__EXERCISE DETAILS__. Extract, from the listing that follows, each line containing the word "caption".

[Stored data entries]
* begin *

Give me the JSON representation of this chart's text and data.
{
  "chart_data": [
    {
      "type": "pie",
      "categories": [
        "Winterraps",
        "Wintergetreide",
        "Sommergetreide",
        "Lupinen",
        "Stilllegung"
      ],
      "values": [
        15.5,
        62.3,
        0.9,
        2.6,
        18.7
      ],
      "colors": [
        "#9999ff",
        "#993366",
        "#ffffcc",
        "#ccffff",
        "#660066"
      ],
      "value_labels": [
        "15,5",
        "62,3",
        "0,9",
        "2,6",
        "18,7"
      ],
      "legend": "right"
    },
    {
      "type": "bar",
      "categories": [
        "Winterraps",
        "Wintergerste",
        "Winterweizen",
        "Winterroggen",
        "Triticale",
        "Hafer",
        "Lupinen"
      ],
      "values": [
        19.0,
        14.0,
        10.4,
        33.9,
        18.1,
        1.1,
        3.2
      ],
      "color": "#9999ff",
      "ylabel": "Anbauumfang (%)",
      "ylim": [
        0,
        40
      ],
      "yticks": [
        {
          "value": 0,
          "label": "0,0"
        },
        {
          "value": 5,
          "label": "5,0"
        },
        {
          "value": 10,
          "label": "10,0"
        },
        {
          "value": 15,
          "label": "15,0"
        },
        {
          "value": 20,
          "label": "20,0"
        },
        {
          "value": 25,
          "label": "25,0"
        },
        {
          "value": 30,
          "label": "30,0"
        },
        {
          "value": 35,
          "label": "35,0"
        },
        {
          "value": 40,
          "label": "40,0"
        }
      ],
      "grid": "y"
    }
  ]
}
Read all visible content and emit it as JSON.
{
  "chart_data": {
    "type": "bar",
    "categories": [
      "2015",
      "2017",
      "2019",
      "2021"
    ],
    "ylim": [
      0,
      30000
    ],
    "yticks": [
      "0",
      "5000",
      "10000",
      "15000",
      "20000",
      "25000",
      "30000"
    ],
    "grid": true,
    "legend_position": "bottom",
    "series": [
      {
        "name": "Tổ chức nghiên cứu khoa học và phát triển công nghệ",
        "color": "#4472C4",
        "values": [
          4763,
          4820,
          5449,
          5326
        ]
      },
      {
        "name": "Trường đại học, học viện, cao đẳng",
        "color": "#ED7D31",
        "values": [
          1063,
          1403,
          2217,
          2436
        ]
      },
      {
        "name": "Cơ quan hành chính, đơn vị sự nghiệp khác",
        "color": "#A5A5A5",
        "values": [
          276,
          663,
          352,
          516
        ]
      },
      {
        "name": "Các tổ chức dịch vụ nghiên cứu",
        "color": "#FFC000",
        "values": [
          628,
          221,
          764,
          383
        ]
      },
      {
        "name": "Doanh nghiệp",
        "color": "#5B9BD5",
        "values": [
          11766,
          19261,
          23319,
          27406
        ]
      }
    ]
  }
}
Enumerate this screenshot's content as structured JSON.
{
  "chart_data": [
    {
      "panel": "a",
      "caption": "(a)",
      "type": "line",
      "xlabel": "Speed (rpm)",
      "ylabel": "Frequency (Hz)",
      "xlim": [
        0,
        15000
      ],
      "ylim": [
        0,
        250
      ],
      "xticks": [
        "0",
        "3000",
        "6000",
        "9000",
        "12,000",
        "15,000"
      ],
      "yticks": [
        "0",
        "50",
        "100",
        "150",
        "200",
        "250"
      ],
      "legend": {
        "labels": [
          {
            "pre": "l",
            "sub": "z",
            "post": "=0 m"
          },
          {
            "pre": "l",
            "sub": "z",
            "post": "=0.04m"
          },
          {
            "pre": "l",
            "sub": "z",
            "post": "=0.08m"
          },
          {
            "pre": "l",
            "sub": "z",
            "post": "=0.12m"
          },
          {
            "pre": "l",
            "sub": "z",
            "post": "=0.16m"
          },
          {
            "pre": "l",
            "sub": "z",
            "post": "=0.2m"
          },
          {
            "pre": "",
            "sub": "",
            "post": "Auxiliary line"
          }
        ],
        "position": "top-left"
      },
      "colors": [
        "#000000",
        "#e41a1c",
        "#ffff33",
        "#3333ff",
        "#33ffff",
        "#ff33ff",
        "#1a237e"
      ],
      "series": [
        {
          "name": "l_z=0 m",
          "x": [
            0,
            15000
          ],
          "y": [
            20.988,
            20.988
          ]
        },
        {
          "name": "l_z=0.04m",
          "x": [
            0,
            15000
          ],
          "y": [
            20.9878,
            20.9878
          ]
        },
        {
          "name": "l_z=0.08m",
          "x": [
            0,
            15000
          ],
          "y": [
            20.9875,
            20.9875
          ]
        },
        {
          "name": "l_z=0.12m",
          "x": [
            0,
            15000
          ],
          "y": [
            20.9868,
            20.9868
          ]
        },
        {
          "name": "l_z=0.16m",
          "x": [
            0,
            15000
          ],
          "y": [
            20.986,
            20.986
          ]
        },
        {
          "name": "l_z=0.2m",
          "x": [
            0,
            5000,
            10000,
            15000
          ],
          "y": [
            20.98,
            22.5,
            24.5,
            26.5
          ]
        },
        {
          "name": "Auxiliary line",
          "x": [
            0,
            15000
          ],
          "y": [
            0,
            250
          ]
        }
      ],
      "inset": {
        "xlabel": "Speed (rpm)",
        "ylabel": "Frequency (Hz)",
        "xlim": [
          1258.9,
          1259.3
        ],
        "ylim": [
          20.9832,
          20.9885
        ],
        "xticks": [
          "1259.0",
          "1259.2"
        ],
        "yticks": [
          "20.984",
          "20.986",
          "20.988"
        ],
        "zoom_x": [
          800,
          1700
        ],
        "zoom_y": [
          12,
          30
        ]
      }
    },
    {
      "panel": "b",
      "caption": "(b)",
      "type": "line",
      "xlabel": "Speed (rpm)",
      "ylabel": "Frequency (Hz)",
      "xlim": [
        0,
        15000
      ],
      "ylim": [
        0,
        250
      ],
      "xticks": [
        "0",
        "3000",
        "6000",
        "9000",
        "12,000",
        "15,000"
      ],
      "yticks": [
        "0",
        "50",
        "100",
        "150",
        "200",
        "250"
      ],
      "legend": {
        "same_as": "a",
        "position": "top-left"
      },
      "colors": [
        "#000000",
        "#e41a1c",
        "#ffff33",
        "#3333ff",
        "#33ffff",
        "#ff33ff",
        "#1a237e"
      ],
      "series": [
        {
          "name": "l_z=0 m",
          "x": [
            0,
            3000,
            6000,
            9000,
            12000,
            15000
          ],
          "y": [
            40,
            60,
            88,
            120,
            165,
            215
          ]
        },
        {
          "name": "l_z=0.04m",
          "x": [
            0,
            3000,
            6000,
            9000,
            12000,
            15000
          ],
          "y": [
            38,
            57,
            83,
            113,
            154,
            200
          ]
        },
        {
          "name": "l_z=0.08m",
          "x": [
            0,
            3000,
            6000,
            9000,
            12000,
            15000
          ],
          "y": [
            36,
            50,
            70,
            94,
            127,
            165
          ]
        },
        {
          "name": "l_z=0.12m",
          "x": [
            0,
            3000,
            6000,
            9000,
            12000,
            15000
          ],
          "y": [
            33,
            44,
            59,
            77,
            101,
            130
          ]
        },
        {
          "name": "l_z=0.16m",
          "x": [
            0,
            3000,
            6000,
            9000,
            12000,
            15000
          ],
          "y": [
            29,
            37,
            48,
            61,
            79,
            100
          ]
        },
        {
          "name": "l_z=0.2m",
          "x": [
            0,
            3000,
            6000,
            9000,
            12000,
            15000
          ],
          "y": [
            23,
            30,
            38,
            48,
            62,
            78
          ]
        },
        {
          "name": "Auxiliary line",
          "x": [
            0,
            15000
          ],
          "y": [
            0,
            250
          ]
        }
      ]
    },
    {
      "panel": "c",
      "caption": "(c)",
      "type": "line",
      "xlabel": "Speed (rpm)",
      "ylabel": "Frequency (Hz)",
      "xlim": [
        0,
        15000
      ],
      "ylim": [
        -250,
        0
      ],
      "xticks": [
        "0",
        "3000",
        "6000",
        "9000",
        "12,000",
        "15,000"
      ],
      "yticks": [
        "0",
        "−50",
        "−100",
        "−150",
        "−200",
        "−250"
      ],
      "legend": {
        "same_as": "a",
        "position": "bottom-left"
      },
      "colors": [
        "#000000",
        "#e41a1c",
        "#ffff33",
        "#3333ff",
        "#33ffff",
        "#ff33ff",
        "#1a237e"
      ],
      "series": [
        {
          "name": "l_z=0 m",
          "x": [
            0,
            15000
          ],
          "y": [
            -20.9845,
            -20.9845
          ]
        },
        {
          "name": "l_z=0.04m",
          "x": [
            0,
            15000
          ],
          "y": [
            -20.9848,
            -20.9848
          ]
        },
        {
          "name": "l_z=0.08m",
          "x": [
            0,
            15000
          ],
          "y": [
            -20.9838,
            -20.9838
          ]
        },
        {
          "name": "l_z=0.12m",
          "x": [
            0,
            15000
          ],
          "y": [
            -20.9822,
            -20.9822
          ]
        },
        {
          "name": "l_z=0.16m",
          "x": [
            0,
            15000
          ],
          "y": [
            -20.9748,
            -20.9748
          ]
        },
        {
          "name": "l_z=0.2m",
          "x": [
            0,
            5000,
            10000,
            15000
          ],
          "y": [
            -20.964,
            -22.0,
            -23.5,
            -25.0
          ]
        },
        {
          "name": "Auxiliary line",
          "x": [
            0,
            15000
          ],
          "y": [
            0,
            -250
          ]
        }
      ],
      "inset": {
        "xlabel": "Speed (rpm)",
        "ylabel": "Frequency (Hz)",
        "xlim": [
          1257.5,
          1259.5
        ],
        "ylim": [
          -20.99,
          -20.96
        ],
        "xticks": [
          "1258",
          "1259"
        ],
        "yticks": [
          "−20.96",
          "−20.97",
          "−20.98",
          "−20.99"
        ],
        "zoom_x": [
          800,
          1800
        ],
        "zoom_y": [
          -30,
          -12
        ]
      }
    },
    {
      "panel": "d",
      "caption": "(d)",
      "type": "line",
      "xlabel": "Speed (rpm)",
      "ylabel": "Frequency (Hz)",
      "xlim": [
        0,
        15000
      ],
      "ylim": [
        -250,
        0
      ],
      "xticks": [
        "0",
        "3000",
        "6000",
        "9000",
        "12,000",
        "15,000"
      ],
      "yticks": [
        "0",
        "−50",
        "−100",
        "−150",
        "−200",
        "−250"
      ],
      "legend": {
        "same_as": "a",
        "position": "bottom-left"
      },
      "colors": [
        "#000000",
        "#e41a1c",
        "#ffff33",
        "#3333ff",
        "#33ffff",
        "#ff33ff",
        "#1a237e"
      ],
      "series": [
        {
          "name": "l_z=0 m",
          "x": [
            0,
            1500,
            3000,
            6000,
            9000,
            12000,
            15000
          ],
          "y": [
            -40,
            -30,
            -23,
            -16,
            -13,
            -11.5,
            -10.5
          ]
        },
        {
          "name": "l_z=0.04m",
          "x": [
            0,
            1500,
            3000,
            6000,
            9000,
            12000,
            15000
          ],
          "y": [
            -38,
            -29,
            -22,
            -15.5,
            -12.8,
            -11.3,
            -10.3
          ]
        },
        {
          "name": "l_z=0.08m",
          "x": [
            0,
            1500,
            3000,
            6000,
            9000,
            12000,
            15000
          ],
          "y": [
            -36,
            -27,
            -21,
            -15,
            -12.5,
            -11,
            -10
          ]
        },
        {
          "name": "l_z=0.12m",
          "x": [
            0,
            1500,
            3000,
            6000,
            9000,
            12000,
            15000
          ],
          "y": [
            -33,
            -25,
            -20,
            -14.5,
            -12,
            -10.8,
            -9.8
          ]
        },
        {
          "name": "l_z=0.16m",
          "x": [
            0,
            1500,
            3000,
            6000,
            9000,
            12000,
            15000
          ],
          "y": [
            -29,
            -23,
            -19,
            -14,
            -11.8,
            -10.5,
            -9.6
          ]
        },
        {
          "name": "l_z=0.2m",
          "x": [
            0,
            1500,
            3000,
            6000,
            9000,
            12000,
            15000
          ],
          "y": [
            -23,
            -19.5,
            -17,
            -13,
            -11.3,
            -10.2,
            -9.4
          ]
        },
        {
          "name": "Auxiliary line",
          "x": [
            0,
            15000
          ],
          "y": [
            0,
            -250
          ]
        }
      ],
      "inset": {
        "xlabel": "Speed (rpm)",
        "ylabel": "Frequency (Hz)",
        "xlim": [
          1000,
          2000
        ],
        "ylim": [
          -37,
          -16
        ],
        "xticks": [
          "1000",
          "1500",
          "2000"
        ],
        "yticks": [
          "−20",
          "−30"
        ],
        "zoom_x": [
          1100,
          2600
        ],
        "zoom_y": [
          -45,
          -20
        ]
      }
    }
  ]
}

* end *

__RESULT__.
      "caption": "(a)",
      "caption": "(b)",
      "caption": "(c)",
      "caption": "(d)",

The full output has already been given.